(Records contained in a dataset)
— begin —

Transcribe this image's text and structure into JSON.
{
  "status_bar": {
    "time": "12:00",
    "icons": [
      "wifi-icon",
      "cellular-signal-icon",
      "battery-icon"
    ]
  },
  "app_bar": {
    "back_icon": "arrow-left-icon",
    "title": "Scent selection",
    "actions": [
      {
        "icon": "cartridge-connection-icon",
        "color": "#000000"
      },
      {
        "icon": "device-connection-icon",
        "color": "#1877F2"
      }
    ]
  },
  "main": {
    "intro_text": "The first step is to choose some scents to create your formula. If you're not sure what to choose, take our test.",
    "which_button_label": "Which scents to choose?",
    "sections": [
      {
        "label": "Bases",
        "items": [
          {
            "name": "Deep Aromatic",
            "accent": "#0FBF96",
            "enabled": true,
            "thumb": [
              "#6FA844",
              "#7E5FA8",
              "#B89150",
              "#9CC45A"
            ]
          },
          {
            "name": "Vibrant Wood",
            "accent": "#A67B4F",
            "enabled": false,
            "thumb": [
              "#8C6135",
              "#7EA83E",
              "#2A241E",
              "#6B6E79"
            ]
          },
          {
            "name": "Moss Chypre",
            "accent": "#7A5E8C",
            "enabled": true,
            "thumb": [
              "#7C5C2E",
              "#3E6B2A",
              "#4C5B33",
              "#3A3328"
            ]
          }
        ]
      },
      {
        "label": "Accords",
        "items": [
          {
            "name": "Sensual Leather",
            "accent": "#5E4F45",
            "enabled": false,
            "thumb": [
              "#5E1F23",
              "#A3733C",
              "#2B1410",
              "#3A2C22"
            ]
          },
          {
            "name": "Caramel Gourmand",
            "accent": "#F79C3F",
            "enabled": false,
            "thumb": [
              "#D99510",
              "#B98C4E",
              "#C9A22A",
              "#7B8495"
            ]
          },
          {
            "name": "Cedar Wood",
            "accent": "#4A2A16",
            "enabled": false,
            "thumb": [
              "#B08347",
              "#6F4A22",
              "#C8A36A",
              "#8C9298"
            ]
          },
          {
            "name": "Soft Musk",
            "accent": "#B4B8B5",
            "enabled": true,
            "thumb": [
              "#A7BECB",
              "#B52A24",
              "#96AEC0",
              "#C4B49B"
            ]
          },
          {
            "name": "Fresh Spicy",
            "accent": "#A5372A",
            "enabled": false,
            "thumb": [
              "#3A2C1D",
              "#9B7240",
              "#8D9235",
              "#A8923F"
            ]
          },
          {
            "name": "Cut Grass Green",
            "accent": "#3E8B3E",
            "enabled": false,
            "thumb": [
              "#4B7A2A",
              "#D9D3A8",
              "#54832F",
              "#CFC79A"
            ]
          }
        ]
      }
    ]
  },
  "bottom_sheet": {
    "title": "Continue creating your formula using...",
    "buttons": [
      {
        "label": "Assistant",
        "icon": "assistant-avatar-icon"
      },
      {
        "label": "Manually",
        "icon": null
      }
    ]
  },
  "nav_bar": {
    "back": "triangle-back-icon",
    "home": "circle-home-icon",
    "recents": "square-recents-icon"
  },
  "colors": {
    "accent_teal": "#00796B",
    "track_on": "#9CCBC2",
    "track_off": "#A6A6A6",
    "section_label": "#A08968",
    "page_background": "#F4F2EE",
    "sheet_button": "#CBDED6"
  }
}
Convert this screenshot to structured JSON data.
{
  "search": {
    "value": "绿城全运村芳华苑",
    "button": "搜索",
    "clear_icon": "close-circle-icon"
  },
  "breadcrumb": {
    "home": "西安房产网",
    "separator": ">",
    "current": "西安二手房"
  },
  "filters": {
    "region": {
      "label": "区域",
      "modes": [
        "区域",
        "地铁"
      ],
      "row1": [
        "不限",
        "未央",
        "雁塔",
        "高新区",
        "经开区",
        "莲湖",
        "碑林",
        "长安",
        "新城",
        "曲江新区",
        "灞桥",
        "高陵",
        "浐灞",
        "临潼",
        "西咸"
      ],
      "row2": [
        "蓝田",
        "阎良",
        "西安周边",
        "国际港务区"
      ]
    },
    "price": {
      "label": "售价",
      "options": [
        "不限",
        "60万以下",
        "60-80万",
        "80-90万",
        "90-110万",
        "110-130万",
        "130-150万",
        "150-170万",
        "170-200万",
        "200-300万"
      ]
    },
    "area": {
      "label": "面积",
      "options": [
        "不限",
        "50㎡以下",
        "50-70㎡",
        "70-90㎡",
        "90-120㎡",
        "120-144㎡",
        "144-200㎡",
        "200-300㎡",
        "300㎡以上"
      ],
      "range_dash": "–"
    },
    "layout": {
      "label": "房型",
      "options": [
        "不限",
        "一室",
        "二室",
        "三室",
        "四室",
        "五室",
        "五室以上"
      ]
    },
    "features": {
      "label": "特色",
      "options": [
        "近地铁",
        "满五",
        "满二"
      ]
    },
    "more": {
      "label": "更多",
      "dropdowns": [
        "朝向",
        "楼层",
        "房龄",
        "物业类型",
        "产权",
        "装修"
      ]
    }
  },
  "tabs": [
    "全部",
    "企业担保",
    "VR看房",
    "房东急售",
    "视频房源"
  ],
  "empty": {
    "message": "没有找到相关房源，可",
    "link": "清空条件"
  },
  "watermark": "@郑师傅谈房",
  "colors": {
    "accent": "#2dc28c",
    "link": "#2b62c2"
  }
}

— end —

§ Exercise aim
List all lines where "your" occurs.

§ Solution for this exercise
    "intro_text": "The first step is to choose some scents to create your formula. If you're not sure what to choose, take our test.",
    "title": "Continue creating your formula using...",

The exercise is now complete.